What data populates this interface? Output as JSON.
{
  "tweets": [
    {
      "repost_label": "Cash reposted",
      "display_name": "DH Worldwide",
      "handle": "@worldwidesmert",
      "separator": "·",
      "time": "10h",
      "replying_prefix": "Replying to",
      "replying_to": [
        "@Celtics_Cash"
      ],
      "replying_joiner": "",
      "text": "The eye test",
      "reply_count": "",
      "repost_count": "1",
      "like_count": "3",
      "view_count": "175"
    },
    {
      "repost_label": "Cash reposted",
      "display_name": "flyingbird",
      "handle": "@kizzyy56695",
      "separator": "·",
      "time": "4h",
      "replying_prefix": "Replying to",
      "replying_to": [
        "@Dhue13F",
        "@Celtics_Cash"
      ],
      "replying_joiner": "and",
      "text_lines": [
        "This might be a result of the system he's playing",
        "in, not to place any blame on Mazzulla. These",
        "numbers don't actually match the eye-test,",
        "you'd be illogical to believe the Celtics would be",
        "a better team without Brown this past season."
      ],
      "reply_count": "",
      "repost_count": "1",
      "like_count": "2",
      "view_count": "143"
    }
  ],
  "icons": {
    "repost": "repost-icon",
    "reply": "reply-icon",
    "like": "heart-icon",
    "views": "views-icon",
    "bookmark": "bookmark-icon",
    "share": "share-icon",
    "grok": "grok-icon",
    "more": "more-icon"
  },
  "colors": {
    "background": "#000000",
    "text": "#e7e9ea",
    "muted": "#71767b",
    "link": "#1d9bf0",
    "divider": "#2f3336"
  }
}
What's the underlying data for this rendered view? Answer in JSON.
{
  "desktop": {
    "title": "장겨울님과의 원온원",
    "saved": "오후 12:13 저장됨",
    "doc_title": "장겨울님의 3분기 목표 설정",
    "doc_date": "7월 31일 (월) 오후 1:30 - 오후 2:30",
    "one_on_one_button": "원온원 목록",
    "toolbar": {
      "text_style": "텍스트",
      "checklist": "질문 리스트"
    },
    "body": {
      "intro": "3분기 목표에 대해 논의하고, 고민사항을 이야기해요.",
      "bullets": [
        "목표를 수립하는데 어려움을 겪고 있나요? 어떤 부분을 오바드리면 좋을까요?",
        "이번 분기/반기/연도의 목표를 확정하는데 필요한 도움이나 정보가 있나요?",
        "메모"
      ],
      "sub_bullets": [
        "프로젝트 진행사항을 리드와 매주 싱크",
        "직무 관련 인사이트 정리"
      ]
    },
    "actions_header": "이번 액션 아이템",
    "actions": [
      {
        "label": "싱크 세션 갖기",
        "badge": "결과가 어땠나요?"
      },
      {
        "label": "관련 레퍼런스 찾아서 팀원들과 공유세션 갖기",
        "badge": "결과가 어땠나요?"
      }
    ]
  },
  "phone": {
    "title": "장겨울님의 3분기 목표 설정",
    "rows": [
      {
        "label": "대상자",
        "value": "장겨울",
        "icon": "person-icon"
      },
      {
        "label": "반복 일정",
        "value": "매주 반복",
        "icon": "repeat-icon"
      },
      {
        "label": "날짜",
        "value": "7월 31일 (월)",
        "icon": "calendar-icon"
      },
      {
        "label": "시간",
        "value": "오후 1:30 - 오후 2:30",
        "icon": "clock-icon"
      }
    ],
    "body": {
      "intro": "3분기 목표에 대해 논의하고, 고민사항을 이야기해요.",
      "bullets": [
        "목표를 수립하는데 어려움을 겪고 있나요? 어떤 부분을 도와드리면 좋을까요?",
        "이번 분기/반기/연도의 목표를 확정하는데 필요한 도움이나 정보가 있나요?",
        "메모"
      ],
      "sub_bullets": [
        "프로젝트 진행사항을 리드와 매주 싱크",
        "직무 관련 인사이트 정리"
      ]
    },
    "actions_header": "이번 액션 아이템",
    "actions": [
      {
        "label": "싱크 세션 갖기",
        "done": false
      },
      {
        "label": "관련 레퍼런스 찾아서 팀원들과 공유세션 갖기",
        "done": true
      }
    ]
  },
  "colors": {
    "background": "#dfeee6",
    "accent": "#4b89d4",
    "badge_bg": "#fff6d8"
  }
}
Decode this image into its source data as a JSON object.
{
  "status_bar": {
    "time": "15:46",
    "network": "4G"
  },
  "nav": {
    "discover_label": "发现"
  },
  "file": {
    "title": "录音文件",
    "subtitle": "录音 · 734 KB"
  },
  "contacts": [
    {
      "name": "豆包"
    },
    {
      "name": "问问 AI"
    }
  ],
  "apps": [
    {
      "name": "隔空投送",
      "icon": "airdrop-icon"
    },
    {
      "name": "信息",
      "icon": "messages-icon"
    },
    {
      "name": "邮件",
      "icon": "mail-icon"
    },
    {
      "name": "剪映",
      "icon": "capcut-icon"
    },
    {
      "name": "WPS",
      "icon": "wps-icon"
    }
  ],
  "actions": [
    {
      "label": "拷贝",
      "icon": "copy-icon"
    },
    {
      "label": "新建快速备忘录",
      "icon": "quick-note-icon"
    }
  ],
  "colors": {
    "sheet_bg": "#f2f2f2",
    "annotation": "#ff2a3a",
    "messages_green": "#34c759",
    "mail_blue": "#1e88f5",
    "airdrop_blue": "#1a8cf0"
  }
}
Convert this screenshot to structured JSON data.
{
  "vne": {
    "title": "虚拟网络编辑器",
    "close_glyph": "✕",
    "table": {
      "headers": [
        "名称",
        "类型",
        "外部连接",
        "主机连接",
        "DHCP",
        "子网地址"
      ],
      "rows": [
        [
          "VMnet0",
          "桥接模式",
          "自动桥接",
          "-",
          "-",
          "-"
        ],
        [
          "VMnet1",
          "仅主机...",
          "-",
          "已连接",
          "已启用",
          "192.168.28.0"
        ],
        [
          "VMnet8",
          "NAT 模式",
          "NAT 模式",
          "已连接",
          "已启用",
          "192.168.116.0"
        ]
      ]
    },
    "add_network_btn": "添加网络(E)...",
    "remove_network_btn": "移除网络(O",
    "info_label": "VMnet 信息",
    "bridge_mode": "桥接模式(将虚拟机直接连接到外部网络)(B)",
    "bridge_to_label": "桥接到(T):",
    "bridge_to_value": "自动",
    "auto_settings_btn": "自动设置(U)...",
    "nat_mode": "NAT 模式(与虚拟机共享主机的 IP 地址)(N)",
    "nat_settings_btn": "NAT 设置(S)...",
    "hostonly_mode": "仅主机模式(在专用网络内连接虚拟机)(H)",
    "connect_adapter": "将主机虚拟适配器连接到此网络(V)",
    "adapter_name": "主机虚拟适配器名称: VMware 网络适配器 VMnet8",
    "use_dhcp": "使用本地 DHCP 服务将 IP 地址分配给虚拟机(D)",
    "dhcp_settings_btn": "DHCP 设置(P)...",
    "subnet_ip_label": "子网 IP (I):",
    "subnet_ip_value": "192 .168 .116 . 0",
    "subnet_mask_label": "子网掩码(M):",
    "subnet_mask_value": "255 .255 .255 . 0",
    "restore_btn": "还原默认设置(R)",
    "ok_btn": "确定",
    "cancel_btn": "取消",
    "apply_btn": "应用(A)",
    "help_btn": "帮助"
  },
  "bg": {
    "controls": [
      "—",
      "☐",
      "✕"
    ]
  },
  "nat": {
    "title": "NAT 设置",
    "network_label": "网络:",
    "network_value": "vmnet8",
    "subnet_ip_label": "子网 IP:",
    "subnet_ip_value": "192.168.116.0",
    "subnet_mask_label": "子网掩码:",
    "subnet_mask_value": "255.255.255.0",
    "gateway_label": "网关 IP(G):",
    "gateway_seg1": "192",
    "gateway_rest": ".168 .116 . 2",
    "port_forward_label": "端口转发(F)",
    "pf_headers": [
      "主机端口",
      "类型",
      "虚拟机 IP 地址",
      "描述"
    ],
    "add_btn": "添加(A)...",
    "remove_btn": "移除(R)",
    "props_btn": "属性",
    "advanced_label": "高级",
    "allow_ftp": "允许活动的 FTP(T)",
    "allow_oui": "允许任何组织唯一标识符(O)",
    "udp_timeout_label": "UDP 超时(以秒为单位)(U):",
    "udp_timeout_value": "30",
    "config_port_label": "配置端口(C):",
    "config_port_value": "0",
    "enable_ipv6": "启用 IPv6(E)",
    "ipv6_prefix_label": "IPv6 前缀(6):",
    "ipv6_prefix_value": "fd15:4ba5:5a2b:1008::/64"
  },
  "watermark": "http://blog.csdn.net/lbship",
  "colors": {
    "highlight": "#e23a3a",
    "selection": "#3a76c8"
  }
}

____________________

From the records above, pull out each line that has "좋을까요".

        "목표를 수립하는데 어려움을 겪고 있나요? 어떤 부분을 오바드리면 좋을까요?",
        "목표를 수립하는데 어려움을 겪고 있나요? 어떤 부분을 도와드리면 좋을까요?",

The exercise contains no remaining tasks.